Continue the comment thread below about gas prices and pipelines, starting after its last sentence.

- EXTRACT
*** Begin section ***

      • Mate you know how ever cloud has a silver lining? The beauty is, many of these people used their ill gotten gains to … wait for it… ‘invest in property’.

        These people are cowards who think ‘relationships’ are all about getting ahead. Amusingly, because they are cowards, they don’t have the stones to take actual risk. So most of the property they have picked up is in the last decade or so.

        And without that sweet sweet capital gainz, what will cover the weekend coke habit? Mistress? Punts at the racing and the occasional casino outings? Our little technocrat caste has been naughty naughty!

        I don’t blame them. They saw everyone else getting ahead, and thought – why not me? Indeed – why not. You know what keeping up with the Joneses used to be called? Envy. One of the seven deadly sins and all that jazz.

        Excellent 🙂 🙂

  4. ErmingtonPlumbingMEMBER

    Twiggy wants in on the rort.
    How much extra money would be in local business and consumers hands Today if Rex Connor got to build his 1974 Gas pipeline.

    “The LNG is expected to be sourced from a mix of the massive LNG projects off Australia’s north-west coast as well as globally given Jera’s international expertise and worldwide purchasing power.

    This would still be relatively expensive compared to historic prices for domestic gas supplies”

    Farther down,

    “the supply of gas which would expected to be supplied to Australia customers somewhere in the range of $9 to $12 a gigajoule for timeframes stretching from three to seven years.

    This is well above prices of $4 to $5 a gigajoule in expiring contracts but still below most of those on offer on the east coast, given the expectation of rising prices in future.

    “With Jera standing behind it, the supply of gas is not in question,” Forrest says in his first formal interview about the project. “The apparatus to deliver gas and energy to the east coast was in question but now it is not.”

    Fk these coporate cnts,…lets build the pipelines directly from the sources of OUR Gas.
    No other Govie funded “Nation building” National infrastructure project makes more sense than this,…probably cost a Shyte load less than that “very fast train” we hear about every fken federal election.
*** End section ***
- RAW DATA
*** Begin section ***
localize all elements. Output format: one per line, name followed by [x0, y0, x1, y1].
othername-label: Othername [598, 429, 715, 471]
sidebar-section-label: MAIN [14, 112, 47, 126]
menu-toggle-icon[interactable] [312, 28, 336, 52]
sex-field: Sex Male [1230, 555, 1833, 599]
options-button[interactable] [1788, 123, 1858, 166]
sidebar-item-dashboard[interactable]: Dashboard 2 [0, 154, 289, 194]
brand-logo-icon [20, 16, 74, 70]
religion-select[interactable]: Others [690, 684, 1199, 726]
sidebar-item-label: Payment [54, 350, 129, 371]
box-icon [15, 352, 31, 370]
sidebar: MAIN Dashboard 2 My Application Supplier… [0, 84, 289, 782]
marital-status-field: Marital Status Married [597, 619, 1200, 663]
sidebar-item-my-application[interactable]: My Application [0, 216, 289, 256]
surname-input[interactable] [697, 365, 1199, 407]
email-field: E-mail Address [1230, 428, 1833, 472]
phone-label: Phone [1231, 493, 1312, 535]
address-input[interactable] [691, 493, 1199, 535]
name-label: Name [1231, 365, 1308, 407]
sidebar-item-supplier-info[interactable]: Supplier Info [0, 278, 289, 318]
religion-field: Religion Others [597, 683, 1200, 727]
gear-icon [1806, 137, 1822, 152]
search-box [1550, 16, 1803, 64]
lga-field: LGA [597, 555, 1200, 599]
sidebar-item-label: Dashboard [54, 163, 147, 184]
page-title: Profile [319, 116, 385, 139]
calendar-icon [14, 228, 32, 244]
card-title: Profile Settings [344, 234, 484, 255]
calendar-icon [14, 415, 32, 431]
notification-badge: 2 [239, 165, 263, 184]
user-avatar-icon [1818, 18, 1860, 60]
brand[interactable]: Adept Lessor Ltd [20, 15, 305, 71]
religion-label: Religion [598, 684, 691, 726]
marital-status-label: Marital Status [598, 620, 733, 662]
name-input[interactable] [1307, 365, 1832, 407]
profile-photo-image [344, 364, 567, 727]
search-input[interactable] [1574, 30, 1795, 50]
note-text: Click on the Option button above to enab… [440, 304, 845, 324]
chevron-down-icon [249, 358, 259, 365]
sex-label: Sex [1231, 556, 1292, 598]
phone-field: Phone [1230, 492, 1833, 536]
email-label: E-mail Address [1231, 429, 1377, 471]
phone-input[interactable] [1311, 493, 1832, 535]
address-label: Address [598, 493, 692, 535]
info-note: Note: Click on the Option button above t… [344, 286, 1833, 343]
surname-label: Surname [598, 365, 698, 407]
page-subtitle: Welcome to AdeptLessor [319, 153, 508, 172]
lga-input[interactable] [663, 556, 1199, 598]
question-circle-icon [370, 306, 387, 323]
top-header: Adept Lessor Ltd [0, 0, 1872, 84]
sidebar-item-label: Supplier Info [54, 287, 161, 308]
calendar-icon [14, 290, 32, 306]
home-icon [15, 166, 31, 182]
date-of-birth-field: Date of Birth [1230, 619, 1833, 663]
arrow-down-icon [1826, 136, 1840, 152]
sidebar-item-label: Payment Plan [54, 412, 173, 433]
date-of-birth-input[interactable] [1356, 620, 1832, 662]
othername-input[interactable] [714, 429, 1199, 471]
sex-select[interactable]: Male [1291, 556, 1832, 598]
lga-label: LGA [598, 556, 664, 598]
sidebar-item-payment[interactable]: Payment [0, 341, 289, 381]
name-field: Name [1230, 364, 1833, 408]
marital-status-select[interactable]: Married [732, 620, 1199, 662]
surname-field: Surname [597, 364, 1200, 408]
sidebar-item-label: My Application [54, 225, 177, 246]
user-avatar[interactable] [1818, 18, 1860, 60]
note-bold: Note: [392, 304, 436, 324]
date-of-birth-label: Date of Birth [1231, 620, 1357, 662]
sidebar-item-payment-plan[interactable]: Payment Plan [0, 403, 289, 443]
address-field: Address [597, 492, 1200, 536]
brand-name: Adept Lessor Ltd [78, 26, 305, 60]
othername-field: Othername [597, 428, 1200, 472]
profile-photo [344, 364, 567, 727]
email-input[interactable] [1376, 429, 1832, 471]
*** End section ***
- TASK RESULT
    he was (Rec Connor) cruelly thwarted by the forebears of those who now pay belated tribute to his boldness.

  5. StephenMEMBER

    Surely the Government can just hand out $75 to people again. That’ll fix energy affordability!

    What lunacy…

    • I think Gladys promised $200 “to help with rising electricity bills” in the recent NSW election campaign! It’s the neoliberals’ pancea for their hangovers.

      • The NSW public had never indicated support for electricity privatisation. It is indisputable that in 1997 – when Carr and his treasurer, Michael Egan, presented their plan to sell off power – the Labor conference saved an indifferent first-term government from defeat at the 1999 election by voting down the proposal. Kerry Chikarovski and the Coalition’s promise to sell power cost them dearly at that election, even though they tried to entice voters with a promise of $1100 each in compensation. The architect of the Coalition’s privatisation policy, deputy leader Ron Phillips, even lost his seat on the anti-privatisation backlash.

  6. Australia has been a duo/oligopolist’s paradise. The tyranny of distance and patriarchy maintained it, but no longer. Now corporations exploit venal politicians and State’s’ rivalries. As H&H points out, gas and electricity is where the rent-seeking is most obvious at the moment. But the problem is general. Genuinely free market competition does not (and probably cannot) exist in Australia. We need tougher action by ACCC, where domestic market abuse occurs. In the case of gas, H&H points to the dishonesty of Santos, but successive QLD governments are also guilty. Federally, we have a Minister for energy ignoring his responsibilities wrt ADGSM, while calling for more power for Gladstone industries by way of a new coal-fired power station at Collinsville(!!) where mining and burning local coal caused Sulfur pollution. All the more appalling when energy far in excess of Gladstone’s industrial need flows through the port as coal and CSG/LNG.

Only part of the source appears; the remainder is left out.